THE TASK: Set down, in full, every record in the block.
-*-
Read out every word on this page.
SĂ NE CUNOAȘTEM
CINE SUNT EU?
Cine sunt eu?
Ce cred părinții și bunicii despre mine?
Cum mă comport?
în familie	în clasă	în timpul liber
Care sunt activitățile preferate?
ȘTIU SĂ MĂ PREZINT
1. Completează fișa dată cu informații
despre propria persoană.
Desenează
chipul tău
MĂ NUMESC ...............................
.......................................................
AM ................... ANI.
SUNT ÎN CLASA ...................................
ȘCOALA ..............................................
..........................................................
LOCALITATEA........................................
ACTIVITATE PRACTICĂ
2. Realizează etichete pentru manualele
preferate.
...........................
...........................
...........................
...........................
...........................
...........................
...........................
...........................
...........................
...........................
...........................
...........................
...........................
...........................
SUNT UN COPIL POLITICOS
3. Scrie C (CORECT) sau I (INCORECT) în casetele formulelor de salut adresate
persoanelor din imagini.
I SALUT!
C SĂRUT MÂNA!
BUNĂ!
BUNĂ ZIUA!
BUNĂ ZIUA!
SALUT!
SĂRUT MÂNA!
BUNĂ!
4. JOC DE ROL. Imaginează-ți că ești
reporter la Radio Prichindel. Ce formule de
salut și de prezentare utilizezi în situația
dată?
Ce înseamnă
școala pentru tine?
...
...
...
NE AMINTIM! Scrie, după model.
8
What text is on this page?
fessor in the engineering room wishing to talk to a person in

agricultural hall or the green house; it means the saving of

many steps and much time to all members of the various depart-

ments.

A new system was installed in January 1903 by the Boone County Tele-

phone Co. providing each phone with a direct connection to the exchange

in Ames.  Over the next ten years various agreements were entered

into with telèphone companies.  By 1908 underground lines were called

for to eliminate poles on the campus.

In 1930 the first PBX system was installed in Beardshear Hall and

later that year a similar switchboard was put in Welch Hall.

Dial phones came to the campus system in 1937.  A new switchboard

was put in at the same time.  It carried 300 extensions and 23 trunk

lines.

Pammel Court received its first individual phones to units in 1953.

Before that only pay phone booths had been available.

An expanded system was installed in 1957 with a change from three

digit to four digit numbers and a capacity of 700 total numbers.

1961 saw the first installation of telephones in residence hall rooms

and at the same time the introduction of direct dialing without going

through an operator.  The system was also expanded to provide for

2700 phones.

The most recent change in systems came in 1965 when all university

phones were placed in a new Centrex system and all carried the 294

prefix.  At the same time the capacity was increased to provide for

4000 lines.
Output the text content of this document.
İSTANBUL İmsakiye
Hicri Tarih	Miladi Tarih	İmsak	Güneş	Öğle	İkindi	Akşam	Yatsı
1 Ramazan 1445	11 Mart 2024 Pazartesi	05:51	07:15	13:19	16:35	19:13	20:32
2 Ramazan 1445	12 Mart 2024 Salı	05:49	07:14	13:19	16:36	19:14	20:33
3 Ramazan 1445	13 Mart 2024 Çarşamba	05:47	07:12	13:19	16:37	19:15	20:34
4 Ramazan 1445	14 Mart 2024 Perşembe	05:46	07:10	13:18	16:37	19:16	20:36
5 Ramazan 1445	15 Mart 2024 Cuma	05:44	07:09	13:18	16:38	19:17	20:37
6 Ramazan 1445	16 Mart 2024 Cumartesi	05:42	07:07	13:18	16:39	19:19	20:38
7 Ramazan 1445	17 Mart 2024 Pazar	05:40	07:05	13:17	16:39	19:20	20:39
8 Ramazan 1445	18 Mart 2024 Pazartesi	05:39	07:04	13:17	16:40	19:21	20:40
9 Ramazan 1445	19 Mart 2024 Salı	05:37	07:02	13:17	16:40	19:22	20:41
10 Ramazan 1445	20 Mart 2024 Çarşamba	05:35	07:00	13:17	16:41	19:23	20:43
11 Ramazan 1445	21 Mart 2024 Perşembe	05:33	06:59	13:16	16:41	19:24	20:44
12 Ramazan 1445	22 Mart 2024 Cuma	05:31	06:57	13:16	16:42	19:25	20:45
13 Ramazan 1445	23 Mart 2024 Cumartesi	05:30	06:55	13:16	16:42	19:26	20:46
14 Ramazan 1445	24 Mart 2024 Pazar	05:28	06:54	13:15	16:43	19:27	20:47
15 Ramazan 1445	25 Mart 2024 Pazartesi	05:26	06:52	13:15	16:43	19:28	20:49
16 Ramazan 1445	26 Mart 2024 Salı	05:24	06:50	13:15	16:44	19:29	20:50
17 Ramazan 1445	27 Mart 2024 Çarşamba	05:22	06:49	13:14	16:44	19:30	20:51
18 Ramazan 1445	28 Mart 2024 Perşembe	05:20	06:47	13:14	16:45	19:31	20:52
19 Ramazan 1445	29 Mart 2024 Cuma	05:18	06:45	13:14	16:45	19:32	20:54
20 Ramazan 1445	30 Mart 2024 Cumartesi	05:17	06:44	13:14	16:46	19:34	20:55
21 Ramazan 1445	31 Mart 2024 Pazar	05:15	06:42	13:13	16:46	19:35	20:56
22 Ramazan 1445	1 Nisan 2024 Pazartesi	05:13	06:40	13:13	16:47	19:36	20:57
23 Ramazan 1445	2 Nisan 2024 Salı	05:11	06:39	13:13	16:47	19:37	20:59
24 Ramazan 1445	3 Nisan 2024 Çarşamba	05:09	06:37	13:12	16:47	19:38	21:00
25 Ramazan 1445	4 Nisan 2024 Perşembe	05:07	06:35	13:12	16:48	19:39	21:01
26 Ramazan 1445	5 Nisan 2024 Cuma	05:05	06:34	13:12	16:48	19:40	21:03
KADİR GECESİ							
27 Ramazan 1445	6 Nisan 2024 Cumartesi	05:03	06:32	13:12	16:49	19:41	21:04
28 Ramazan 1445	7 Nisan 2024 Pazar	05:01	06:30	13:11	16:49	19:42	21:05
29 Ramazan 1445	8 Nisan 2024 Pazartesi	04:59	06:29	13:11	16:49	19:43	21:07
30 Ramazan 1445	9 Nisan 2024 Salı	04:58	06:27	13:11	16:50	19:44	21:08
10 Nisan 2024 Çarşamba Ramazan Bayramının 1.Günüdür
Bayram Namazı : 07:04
-*-
ANSWER TO THIS TASK:
Read out every word on this page.
SĂ NE CUNOAȘTEM
CINE SUNT EU?
Cine sunt eu?
Ce cred părinții și bunicii despre mine?
Cum mă comport?
în familie	în clasă	în timpul liber
Care sunt activitățile preferate?
ȘTIU SĂ MĂ PREZINT
1. Completează fișa dată cu informații
despre propria persoană.
Desenează
chipul tău
MĂ NUMESC ...............................
.......................................................
AM ................... ANI.
SUNT ÎN CLASA ...................................
ȘCOALA ..............................................
..........................................................
LOCALITATEA........................................
ACTIVITATE PRACTICĂ
2. Realizează etichete pentru manualele
preferate.
...........................
...........................
...........................
...........................
...........................
...........................
...........................
...........................
...........................
...........................
...........................
...........................
...........................
...........................
SUNT UN COPIL POLITICOS
3. Scrie C (CORECT) sau I (INCORECT) în casetele formulelor de salut adresate
persoanelor din imagini.
I SALUT!
C SĂRUT MÂNA!
BUNĂ!
BUNĂ ZIUA!
BUNĂ ZIUA!
SALUT!
SĂRUT MÂNA!
BUNĂ!
4. JOC DE ROL. Imaginează-ți că ești
reporter la Radio Prichindel. Ce formule de
salut și de prezentare utilizezi în situația
dată?
Ce înseamnă
școala pentru tine?
...
...
...
NE AMINTIM! Scrie, după model.
8
What text is on this page?
fessor in the engineering room wishing to talk to a person in

agricultural hall or the green house; it means the saving of

many steps and much time to all members of the various depart-

ments.

A new system was installed in January 1903 by the Boone County Tele-

phone Co. providing each phone with a direct connection to the exchange

in Ames.  Over the next ten years various agreements were entered

into with telèphone companies.  By 1908 underground lines were called

for to eliminate poles on the campus.

In 1930 the first PBX system was installed in Beardshear Hall and

later that year a similar switchboard was put in Welch Hall.

Dial phones came to the campus system in 1937.  A new switchboard

was put in at the same time.  It carried 300 extensions and 23 trunk

lines.

Pammel Court received its first individual phones to units in 1953.

Before that only pay phone booths had been available.

An expanded system was installed in 1957 with a change from three

digit to four digit numbers and a capacity of 700 total numbers.

1961 saw the first installation of telephones in residence hall rooms

and at the same time the introduction of direct dialing without going

through an operator.  The system was also expanded to provide for

2700 phones.

The most recent change in systems came in 1965 when all university

phones were placed in a new Centrex system and all carried the 294

prefix.  At the same time the capacity was increased to provide for

4000 lines.
Output the text content of this document.
İSTANBUL İmsakiye
Hicri Tarih	Miladi Tarih	İmsak	Güneş	Öğle	İkindi	Akşam	Yatsı
1 Ramazan 1445	11 Mart 2024 Pazartesi	05:51	07:15	13:19	16:35	19:13	20:32
2 Ramazan 1445	12 Mart 2024 Salı	05:49	07:14	13:19	16:36	19:14	20:33
3 Ramazan 1445	13 Mart 2024 Çarşamba	05:47	07:12	13:19	16:37	19:15	20:34
4 Ramazan 1445	14 Mart 2024 Perşembe	05:46	07:10	13:18	16:37	19:16	20:36
5 Ramazan 1445	15 Mart 2024 Cuma	05:44	07:09	13:18	16:38	19:17	20:37
6 Ramazan 1445	16 Mart 2024 Cumartesi	05:42	07:07	13:18	16:39	19:19	20:38
7 Ramazan 1445	17 Mart 2024 Pazar	05:40	07:05	13:17	16:39	19:20	20:39
8 Ramazan 1445	18 Mart 2024 Pazartesi	05:39	07:04	13:17	16:40	19:21	20:40
9 Ramazan 1445	19 Mart 2024 Salı	05:37	07:02	13:17	16:40	19:22	20:41
10 Ramazan 1445	20 Mart 2024 Çarşamba	05:35	07:00	13:17	16:41	19:23	20:43
11 Ramazan 1445	21 Mart 2024 Perşembe	05:33	06:59	13:16	16:41	19:24	20:44
12 Ramazan 1445	22 Mart 2024 Cuma	05:31	06:57	13:16	16:42	19:25	20:45
13 Ramazan 1445	23 Mart 2024 Cumartesi	05:30	06:55	13:16	16:42	19:26	20:46
14 Ramazan 1445	24 Mart 2024 Pazar	05:28	06:54	13:15	16:43	19:27	20:47
15 Ramazan 1445	25 Mart 2024 Pazartesi	05:26	06:52	13:15	16:43	19:28	20:49
16 Ramazan 1445	26 Mart 2024 Salı	05:24	06:50	13:15	16:44	19:29	20:50
17 Ramazan 1445	27 Mart 2024 Çarşamba	05:22	06:49	13:14	16:44	19:30	20:51
18 Ramazan 1445	28 Mart 2024 Perşembe	05:20	06:47	13:14	16:45	19:31	20:52
19 Ramazan 1445	29 Mart 2024 Cuma	05:18	06:45	13:14	16:45	19:32	20:54
20 Ramazan 1445	30 Mart 2024 Cumartesi	05:17	06:44	13:14	16:46	19:34	20:55
21 Ramazan 1445	31 Mart 2024 Pazar	05:15	06:42	13:13	16:46	19:35	20:56
22 Ramazan 1445	1 Nisan 2024 Pazartesi	05:13	06:40	13:13	16:47	19:36	20:57
23 Ramazan 1445	2 Nisan 2024 Salı	05:11	06:39	13:13	16:47	19:37	20:59
24 Ramazan 1445	3 Nisan 2024 Çarşamba	05:09	06:37	13:12	16:47	19:38	21:00
25 Ramazan 1445	4 Nisan 2024 Perşembe	05:07	06:35	13:12	16:48	19:39	21:01
26 Ramazan 1445	5 Nisan 2024 Cuma	05:05	06:34	13:12	16:48	19:40	21:03
KADİR GECESİ							
27 Ramazan 1445	6 Nisan 2024 Cumartesi	05:03	06:32	13:12	16:49	19:41	21:04
28 Ramazan 1445	7 Nisan 2024 Pazar	05:01	06:30	13:11	16:49	19:42	21:05
29 Ramazan 1445	8 Nisan 2024 Pazartesi	04:59	06:29	13:11	16:49	19:43	21:07
30 Ramazan 1445	9 Nisan 2024 Salı	04:58	06:27	13:11	16:50	19:44	21:08
10 Nisan 2024 Çarşamba Ramazan Bayramının 1.Günüdür
Bayram Namazı : 07:04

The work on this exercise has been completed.